#### WHAT IS REQUIRED:
Copy, from the entries below, each line in which the string "Explicit" appears.

#### GIVEN DATA:
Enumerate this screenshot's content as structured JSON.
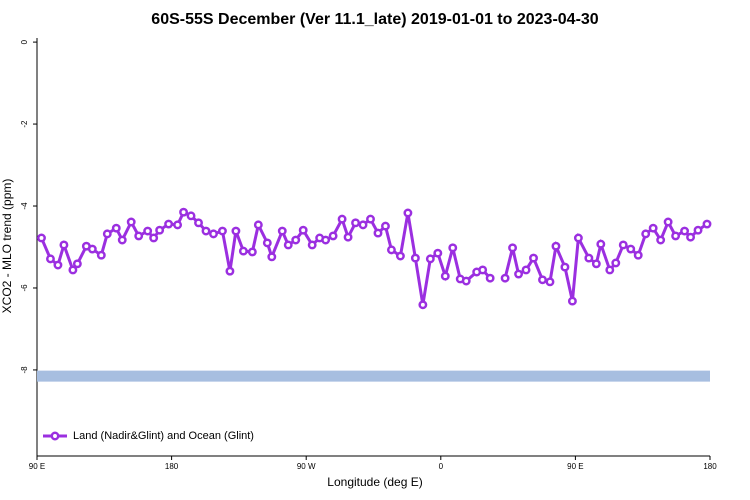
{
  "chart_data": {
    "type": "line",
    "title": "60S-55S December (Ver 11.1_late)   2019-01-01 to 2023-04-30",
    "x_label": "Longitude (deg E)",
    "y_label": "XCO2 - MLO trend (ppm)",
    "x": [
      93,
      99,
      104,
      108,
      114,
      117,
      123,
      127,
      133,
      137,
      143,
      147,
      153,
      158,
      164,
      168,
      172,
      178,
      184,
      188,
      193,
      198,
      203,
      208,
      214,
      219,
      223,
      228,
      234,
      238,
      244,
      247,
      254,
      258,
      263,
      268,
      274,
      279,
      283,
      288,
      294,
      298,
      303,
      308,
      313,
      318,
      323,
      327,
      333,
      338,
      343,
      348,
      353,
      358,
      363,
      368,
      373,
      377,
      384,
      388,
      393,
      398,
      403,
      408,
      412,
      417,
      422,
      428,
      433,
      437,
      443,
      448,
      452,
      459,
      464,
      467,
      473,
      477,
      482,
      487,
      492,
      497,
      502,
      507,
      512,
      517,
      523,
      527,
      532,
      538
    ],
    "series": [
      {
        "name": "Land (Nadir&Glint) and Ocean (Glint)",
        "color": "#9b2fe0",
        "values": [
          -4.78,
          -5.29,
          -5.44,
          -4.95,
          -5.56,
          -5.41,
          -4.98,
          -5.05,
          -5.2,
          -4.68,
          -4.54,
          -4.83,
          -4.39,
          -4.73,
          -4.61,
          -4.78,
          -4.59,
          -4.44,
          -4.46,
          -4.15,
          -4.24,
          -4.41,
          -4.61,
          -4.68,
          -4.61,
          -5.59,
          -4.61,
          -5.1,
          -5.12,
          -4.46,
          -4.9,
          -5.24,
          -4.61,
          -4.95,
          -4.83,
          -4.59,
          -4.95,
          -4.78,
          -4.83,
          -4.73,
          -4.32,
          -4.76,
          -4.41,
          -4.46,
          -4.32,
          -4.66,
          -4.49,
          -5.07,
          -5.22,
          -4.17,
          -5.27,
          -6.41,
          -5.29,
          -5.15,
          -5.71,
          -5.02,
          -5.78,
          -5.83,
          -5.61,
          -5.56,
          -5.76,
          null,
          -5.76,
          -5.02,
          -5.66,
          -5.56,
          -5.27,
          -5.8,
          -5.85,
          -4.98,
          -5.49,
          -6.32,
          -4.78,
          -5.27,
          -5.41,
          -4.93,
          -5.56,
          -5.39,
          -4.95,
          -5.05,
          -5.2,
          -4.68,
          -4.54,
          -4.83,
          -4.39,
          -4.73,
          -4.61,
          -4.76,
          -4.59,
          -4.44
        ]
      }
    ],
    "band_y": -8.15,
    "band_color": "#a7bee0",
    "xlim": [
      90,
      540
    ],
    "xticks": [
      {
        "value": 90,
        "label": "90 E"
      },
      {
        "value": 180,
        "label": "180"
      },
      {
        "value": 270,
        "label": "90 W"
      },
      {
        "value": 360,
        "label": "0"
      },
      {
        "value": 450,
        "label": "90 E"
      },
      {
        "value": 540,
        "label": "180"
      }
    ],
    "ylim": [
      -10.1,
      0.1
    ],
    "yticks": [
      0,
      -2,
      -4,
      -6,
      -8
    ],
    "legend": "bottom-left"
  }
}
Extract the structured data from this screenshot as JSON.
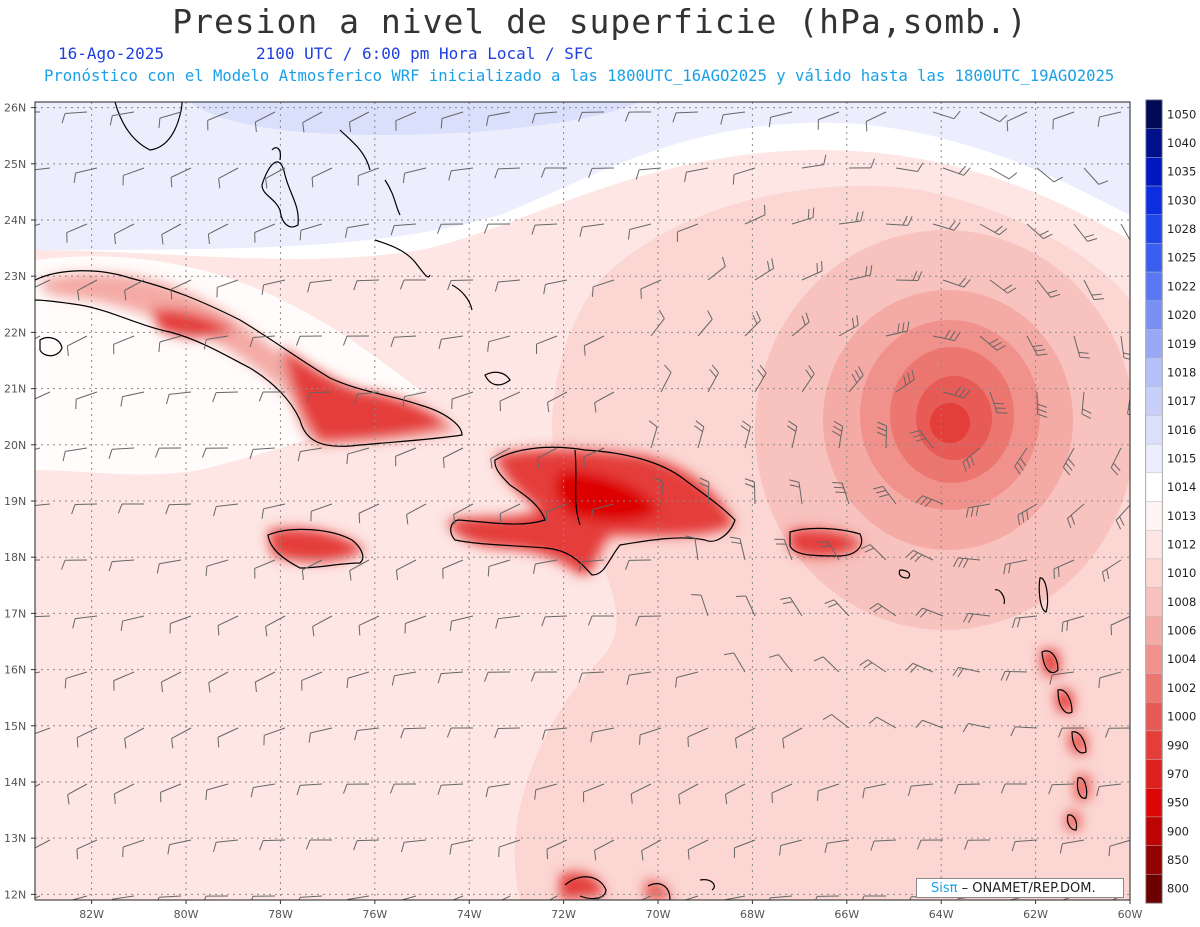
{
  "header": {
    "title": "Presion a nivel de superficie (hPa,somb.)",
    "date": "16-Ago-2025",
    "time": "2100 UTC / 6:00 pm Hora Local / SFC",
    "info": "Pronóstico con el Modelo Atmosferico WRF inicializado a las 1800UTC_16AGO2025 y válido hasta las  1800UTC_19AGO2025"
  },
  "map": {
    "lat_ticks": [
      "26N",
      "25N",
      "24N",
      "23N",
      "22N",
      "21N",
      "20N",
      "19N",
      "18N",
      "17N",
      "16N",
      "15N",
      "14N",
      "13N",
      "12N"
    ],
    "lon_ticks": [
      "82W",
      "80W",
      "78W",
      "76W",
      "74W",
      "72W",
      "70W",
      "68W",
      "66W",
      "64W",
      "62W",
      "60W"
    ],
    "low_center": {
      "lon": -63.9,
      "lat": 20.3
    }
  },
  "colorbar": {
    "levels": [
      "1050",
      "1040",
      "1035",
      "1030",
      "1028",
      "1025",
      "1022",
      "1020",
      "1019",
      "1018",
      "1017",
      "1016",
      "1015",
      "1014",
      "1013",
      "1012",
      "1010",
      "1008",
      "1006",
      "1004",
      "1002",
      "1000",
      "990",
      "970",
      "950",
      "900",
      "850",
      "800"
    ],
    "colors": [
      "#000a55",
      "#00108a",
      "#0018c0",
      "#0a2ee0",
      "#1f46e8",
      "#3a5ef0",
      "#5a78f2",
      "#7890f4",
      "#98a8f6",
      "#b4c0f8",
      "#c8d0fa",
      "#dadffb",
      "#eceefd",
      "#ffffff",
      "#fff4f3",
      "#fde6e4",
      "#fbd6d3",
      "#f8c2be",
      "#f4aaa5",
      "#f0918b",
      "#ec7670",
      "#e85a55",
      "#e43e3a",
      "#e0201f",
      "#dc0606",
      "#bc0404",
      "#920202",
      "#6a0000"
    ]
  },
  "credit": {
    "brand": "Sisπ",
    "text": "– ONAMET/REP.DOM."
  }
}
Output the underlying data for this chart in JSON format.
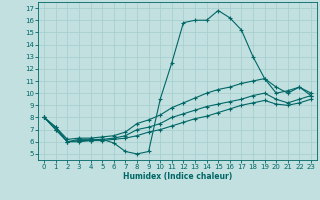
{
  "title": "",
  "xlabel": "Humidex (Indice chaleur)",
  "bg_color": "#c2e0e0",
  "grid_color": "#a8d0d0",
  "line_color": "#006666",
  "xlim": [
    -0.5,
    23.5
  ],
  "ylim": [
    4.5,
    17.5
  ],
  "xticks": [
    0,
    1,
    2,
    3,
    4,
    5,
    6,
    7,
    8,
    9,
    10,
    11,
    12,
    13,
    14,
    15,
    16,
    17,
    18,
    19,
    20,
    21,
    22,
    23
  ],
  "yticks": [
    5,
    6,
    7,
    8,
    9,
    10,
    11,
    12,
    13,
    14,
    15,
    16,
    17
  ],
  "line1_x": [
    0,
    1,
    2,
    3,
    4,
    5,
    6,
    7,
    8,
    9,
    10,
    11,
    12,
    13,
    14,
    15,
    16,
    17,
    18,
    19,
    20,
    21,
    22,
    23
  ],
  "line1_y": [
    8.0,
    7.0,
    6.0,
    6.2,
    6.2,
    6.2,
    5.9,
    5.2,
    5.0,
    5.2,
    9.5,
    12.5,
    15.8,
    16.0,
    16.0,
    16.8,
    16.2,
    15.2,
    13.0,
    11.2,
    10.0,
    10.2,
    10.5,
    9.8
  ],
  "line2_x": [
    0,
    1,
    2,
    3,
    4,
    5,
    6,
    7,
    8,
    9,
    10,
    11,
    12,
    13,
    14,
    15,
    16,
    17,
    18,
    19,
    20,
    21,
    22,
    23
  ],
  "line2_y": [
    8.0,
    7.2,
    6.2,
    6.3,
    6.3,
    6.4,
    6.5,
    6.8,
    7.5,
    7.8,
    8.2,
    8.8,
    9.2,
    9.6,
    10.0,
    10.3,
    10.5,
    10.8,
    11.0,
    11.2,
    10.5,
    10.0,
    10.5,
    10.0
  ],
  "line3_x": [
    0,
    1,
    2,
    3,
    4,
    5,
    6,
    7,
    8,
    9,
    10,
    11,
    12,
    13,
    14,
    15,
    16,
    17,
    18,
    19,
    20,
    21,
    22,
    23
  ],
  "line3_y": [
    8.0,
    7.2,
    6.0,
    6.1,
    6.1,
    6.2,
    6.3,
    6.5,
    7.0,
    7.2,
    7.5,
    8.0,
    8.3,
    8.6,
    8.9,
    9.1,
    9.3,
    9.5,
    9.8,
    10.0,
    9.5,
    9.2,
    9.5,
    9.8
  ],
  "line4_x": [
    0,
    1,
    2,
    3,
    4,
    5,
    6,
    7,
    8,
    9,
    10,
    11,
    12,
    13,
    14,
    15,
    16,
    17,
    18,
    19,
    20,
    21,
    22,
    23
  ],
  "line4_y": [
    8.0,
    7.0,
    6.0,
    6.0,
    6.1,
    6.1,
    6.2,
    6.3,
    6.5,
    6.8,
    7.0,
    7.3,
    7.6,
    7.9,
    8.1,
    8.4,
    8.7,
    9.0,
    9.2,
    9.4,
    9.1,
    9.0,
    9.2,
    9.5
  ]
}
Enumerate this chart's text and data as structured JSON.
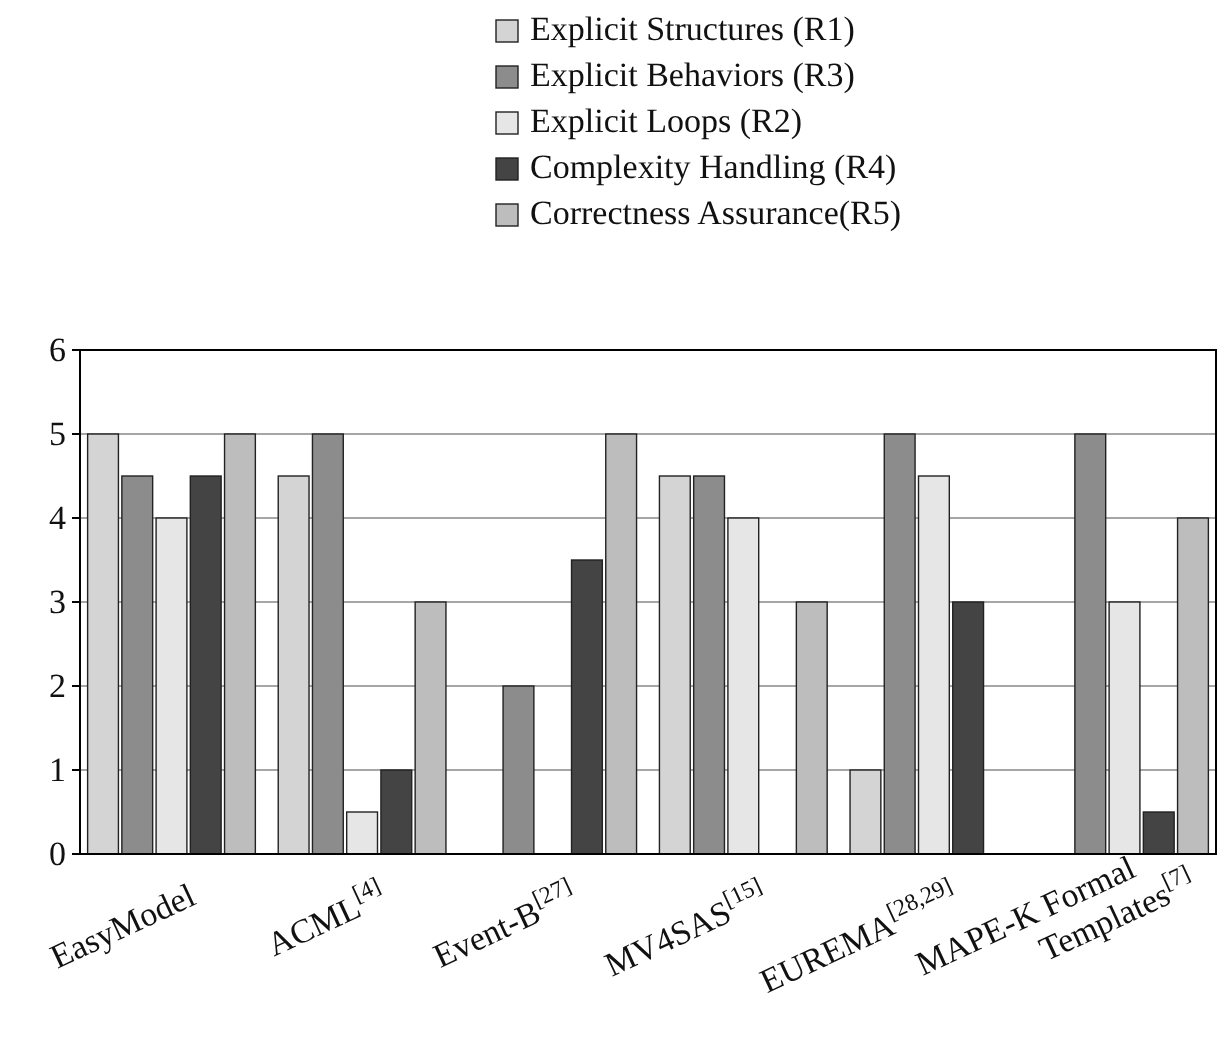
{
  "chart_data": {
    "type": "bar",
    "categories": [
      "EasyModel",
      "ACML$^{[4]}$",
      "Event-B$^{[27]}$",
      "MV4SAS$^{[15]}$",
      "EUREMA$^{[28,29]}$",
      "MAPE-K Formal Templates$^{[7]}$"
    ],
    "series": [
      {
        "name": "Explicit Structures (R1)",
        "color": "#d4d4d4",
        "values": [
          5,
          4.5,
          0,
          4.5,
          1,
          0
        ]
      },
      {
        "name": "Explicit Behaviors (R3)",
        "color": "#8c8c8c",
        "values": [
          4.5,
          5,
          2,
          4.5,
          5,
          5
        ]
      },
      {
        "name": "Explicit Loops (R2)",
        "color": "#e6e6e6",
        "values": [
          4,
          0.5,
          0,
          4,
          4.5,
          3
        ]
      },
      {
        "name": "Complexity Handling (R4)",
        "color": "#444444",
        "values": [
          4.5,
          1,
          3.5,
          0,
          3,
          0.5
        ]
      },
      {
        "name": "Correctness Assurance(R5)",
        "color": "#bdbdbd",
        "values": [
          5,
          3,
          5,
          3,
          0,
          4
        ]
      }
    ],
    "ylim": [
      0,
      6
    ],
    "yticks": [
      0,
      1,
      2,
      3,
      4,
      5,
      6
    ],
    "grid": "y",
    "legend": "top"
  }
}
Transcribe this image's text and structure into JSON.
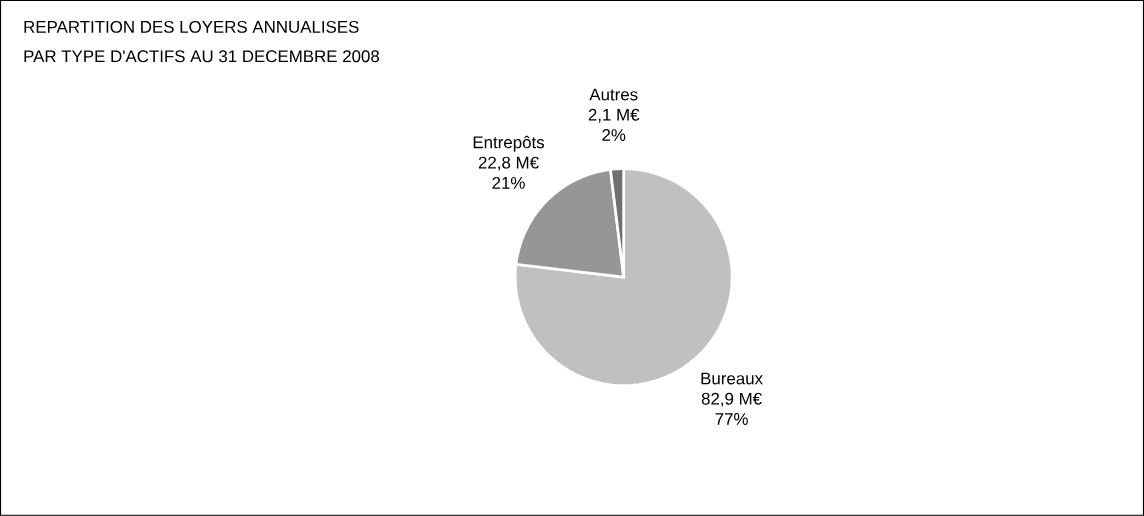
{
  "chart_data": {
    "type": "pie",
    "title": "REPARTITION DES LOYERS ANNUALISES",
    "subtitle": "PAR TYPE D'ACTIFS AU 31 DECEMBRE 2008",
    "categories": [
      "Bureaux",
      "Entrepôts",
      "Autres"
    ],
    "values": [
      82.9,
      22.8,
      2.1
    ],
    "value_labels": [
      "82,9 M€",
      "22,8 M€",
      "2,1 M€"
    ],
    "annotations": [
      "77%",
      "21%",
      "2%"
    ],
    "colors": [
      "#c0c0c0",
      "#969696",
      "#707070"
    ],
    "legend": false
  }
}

#### ANSWER TO THIS PROBLEM:
        "name": "Explicit Structures (R1)",
        "name": "Explicit Behaviors (R3)",
        "name": "Explicit Loops (R2)",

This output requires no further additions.